• SELECTED PASSAGE:

  • guest

    The amusing thing is there have been report after report about inhumane conditions at prisons across the country. Didn’t they go on a hunger strike at Pelican Bay in protest? In TX there have been reports of prisons with no AC in the middle of the Texas summer with cells reaching 110 degrees inside. Similar conditions reported in Louisiana.

    But yes, it is capital punishment that is uncivilized. LWOP is way more humane, right?

    • DeceasedMD1

      There was a book written about that called the Crime in Punishment”. the title says it all.

      • guest

        Will check it out, thanks. I’ve been fascinated by our deeply flawed criminal justice system. I won’t deny that when I read about some of these inmates’ crimes I think they should die for what they’ve done. That said, I am well aware of the flaws in our justice system and am not certain it is competent to decide who lives or who dies.

• YOUR ASSIGNMENT:
Update the comment thread on prison conditions, starting with "But yes, it" and going on through "or who dies.", so that "fascinated" becomes "intrigued".

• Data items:
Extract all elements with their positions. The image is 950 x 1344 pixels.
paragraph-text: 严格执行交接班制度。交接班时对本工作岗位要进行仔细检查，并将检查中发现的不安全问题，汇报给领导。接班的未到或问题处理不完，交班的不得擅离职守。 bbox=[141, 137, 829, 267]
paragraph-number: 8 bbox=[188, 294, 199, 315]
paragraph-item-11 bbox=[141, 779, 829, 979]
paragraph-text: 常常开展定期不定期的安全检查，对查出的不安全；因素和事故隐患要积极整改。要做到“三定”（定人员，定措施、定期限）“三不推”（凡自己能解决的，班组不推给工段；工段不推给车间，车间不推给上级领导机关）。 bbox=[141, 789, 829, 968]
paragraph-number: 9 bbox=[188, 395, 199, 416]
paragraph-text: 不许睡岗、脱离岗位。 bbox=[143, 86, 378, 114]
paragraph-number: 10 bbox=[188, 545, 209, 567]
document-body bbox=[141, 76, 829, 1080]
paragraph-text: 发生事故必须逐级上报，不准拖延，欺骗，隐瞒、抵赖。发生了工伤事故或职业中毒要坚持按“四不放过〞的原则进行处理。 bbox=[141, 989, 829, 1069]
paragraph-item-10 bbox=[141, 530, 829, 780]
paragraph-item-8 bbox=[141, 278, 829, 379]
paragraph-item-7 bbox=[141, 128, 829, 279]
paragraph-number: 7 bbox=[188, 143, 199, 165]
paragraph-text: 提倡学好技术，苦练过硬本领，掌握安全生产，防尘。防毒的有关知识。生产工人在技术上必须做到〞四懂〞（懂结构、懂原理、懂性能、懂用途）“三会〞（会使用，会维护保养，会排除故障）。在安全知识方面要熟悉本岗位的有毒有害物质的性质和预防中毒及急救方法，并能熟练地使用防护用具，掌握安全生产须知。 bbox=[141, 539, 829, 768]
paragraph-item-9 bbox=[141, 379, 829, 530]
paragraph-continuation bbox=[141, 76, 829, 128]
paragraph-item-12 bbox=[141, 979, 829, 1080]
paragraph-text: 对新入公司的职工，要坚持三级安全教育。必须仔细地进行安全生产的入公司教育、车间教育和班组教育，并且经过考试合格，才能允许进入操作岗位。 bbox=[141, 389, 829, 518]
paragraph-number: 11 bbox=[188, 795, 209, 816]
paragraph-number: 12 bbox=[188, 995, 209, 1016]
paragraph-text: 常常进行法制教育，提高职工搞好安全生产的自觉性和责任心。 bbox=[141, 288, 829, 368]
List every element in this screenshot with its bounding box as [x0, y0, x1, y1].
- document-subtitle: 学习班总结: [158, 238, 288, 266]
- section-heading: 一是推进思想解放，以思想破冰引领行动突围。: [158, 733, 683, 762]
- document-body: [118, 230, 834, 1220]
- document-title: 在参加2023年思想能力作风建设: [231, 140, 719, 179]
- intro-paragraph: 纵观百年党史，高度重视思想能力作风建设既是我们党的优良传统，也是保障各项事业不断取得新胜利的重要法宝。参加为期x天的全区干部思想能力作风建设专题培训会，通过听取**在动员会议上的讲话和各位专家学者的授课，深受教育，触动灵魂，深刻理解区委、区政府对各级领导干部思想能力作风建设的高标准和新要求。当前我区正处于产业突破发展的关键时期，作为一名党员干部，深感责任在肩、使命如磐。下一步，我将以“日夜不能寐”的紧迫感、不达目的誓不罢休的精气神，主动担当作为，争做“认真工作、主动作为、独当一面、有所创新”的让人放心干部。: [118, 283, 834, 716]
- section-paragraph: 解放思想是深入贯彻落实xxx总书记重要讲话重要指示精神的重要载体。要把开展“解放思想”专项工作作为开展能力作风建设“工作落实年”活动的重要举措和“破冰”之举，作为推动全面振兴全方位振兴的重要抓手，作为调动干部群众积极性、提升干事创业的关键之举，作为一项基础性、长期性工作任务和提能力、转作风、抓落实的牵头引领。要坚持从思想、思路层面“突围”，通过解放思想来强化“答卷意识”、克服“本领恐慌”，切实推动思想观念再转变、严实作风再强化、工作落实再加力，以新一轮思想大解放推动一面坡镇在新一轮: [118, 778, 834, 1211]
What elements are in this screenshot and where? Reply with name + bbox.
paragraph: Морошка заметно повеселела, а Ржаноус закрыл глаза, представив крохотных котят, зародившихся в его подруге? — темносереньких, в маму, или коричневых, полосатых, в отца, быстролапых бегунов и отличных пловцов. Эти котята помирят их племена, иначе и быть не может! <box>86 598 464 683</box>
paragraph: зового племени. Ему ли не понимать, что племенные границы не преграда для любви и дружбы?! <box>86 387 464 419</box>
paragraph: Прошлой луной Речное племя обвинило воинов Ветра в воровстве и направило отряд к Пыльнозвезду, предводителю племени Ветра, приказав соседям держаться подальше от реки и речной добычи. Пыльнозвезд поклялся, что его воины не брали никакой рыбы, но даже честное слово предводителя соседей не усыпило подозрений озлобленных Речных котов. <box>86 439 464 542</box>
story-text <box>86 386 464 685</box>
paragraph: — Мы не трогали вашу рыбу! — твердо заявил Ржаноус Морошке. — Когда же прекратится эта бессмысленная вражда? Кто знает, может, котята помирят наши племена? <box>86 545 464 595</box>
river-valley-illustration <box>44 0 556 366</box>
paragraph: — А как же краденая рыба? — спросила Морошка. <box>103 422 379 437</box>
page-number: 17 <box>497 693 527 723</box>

• EXERCISE OUTPUT:
But yes, it is capital punishment that is uncivilized. LWOP is way more humane, right?

    • DeceasedMD1

      There was a book written about that called the Crime in Punishment”. the title says it all.

      • guest

        Will check it out, thanks. I’ve been intrigued by our deeply flawed criminal justice system. I won’t deny that when I read about some of these inmates’ crimes I think they should die for what they’ve done. That said, I am well aware of the flaws in our justice system and am not certain it is competent to decide who lives or who dies.